## WORK REQUIRED
Filter these entries so that only lines with the word "name" remain.

## INPUT DATA

begin

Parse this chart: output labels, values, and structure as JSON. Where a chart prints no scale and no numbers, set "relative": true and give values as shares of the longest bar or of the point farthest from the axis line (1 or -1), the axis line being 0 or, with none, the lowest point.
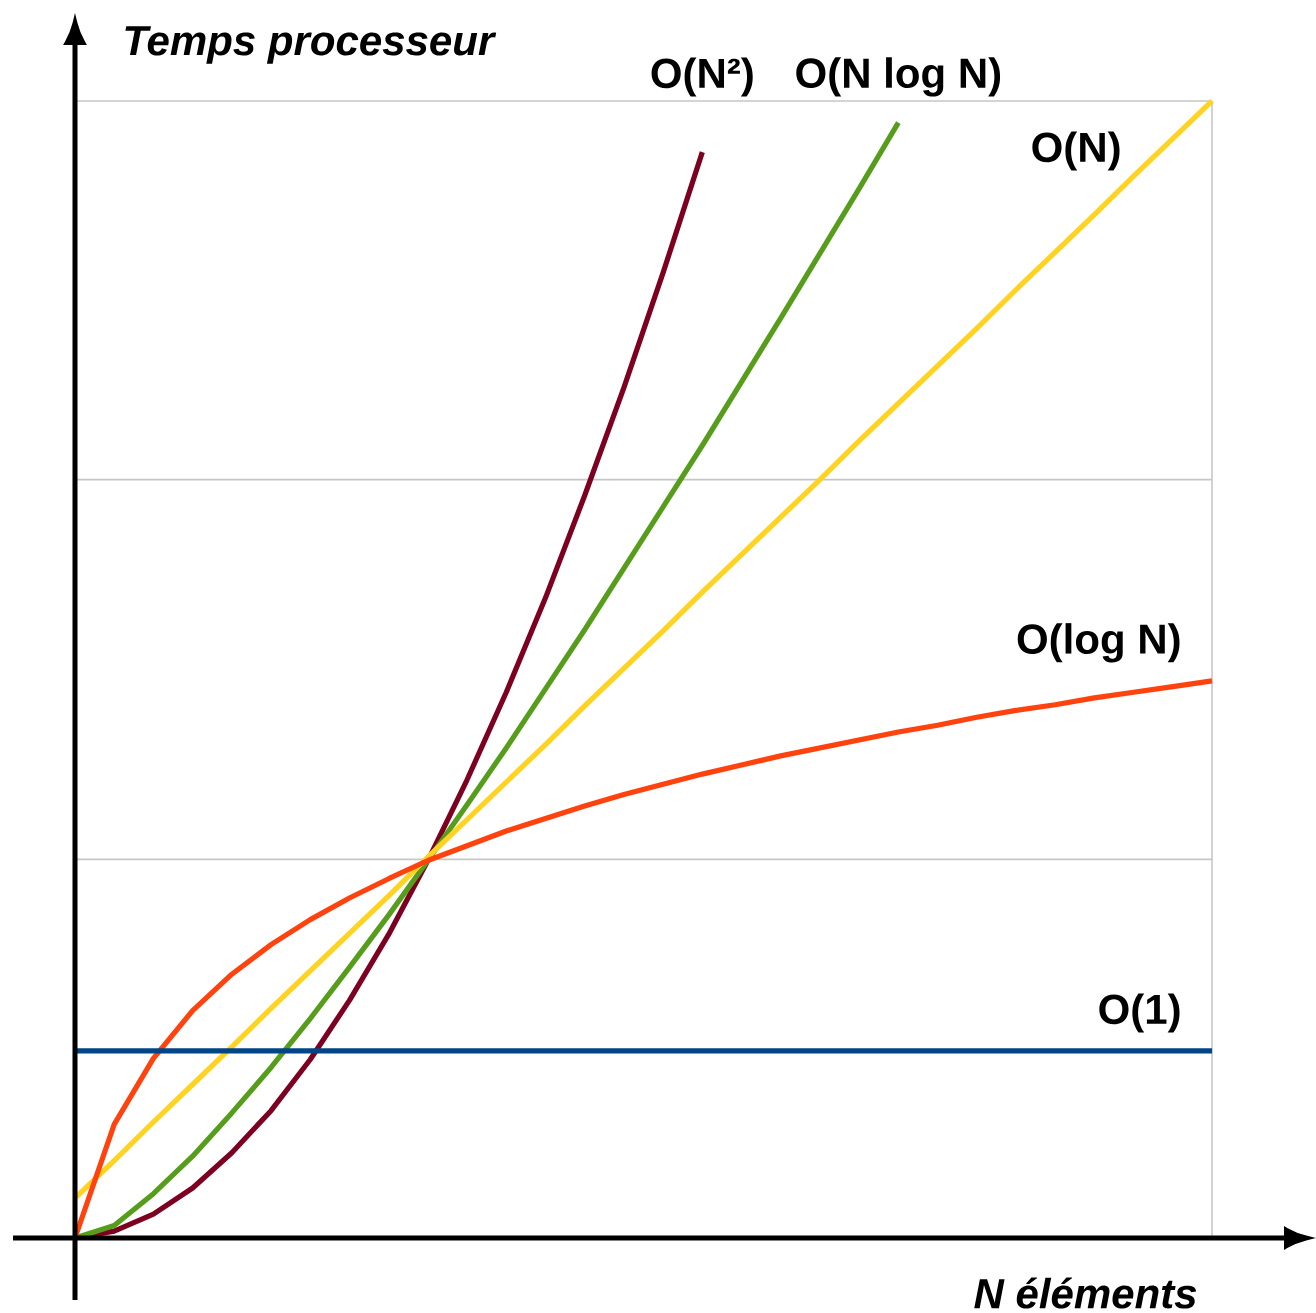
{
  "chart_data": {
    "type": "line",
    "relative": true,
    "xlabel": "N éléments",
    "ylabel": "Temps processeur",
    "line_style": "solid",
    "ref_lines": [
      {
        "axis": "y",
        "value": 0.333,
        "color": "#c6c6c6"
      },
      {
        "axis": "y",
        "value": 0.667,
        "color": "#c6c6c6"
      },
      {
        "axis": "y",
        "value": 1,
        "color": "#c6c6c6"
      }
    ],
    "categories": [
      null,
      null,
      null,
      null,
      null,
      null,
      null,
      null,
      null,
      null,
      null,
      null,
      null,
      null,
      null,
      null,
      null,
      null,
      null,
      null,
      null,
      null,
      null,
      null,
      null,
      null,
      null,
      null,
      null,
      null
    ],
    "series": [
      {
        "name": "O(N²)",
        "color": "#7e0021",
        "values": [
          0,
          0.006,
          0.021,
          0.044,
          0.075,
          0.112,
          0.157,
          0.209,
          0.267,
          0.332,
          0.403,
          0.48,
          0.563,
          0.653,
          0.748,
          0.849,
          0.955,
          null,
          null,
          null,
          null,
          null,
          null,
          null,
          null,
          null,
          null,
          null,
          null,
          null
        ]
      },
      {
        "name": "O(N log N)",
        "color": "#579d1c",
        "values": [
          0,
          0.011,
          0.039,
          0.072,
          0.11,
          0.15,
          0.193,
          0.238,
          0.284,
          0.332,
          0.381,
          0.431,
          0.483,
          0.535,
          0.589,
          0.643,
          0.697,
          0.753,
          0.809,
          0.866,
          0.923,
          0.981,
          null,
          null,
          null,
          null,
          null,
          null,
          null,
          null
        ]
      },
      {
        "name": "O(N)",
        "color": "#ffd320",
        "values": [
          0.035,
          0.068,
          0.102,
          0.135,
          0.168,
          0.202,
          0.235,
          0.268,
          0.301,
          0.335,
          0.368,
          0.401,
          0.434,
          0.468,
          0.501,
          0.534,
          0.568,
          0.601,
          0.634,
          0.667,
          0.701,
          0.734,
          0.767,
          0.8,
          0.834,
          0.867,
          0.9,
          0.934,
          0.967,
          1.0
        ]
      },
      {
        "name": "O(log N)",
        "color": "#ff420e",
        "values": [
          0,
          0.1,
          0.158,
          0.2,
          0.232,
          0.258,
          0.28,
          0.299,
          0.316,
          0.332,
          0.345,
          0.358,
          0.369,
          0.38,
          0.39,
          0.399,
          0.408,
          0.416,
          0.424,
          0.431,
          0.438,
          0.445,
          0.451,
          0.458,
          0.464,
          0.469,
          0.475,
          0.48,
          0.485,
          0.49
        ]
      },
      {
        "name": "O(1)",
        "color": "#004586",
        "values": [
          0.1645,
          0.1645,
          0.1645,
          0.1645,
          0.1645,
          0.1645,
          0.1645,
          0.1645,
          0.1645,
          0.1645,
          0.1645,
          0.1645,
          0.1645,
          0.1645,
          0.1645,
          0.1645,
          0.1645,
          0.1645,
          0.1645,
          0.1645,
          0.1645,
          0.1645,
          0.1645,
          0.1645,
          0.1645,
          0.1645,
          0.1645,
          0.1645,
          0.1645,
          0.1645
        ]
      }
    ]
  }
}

end
begin

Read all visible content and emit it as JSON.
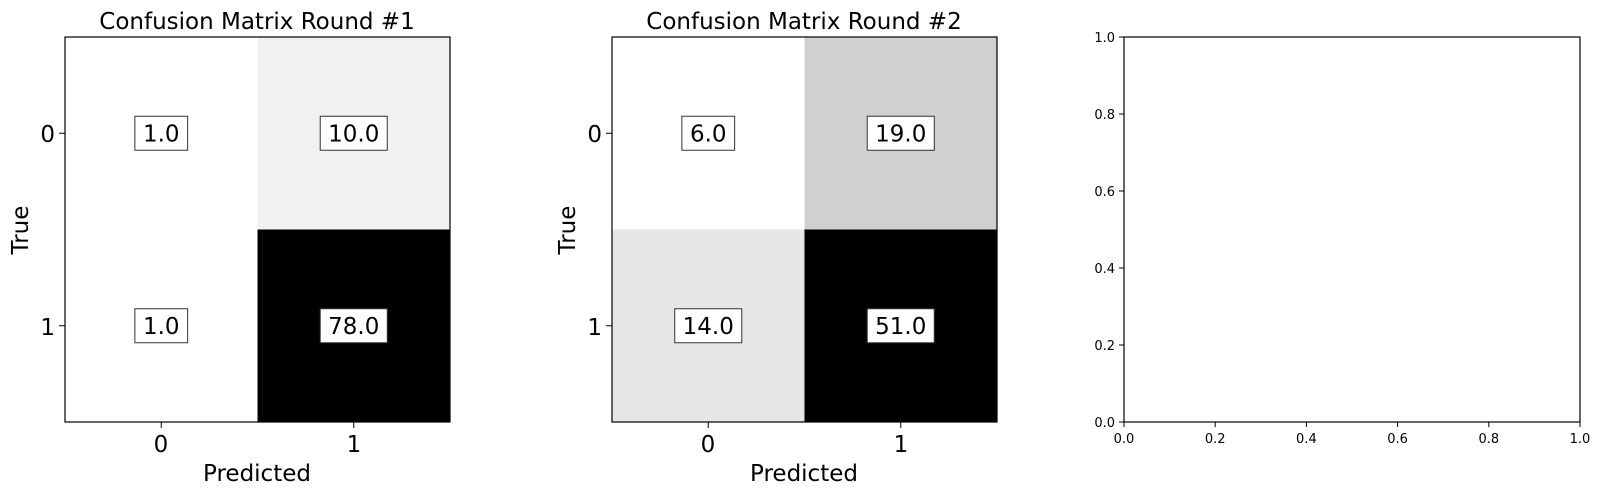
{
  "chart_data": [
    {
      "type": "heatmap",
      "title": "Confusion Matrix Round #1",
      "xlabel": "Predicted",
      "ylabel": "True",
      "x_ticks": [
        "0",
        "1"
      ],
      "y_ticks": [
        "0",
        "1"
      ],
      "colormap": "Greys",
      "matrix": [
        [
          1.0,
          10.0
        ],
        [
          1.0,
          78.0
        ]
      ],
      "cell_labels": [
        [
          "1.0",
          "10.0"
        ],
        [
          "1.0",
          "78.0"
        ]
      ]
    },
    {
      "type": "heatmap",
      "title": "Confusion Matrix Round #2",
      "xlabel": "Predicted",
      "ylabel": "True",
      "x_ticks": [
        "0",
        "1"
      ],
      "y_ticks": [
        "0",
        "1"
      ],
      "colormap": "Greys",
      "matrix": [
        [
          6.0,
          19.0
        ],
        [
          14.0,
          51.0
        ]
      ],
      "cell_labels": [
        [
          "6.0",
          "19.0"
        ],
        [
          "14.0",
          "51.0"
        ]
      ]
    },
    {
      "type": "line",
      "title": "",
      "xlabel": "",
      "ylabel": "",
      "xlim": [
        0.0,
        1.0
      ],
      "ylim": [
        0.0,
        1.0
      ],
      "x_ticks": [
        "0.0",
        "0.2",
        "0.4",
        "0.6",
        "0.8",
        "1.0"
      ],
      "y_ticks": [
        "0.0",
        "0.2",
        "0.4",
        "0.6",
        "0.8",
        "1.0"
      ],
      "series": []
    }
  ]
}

end
begin

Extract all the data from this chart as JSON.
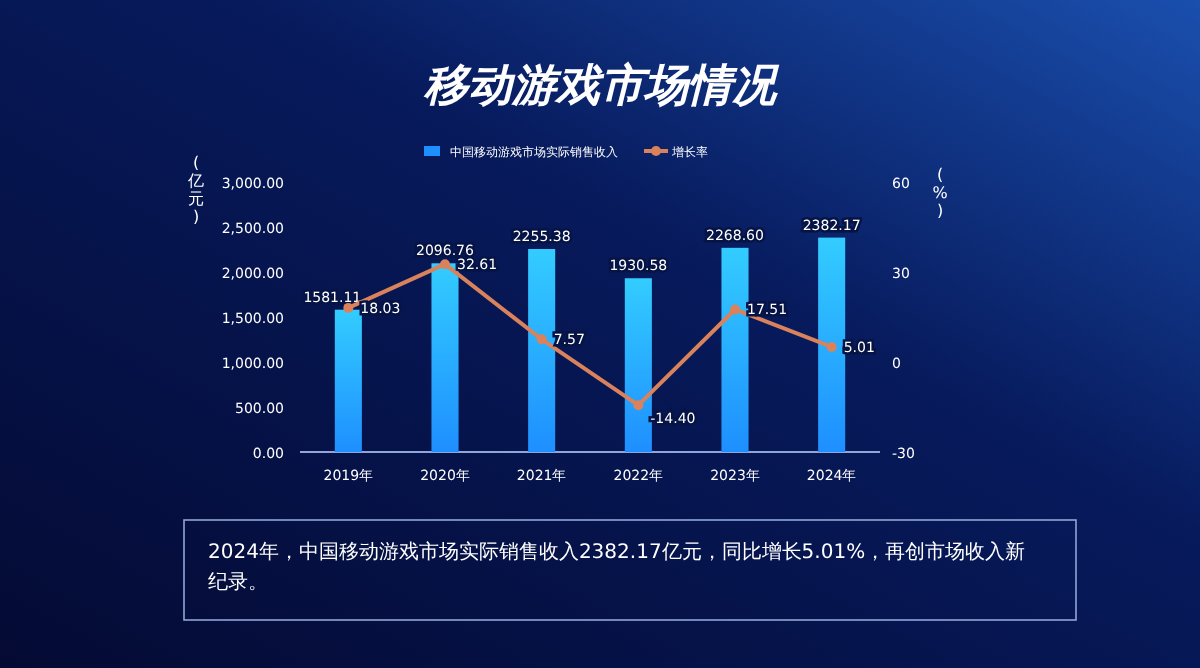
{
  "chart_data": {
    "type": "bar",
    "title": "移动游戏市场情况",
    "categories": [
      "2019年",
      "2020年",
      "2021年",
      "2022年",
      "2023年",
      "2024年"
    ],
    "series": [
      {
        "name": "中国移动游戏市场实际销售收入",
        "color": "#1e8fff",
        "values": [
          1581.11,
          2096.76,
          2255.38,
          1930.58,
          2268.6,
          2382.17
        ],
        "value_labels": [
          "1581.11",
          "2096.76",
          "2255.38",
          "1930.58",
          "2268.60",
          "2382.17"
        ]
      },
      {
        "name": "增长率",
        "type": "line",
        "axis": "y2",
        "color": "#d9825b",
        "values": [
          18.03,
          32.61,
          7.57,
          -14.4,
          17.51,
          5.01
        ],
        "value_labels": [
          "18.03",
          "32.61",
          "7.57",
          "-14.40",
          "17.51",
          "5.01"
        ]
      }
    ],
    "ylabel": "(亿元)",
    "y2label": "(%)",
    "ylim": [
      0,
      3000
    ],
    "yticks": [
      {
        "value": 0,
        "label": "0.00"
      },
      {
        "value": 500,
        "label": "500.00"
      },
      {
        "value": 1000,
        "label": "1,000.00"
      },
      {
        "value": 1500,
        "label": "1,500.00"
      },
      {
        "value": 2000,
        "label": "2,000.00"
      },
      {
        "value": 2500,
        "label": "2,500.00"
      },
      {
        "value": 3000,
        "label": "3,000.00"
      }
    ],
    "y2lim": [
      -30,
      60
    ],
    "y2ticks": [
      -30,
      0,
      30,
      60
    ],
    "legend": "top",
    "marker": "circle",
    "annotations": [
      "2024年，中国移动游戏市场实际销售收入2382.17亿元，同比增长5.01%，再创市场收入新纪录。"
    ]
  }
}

end

## OUTPUT BELOW
        "name": "O(N²)",
        "name": "O(N log N)",
        "name": "O(N)",
        "name": "O(log N)",
        "name": "O(1)",
        "name": "中国移动游戏市场实际销售收入",
        "name": "增长率",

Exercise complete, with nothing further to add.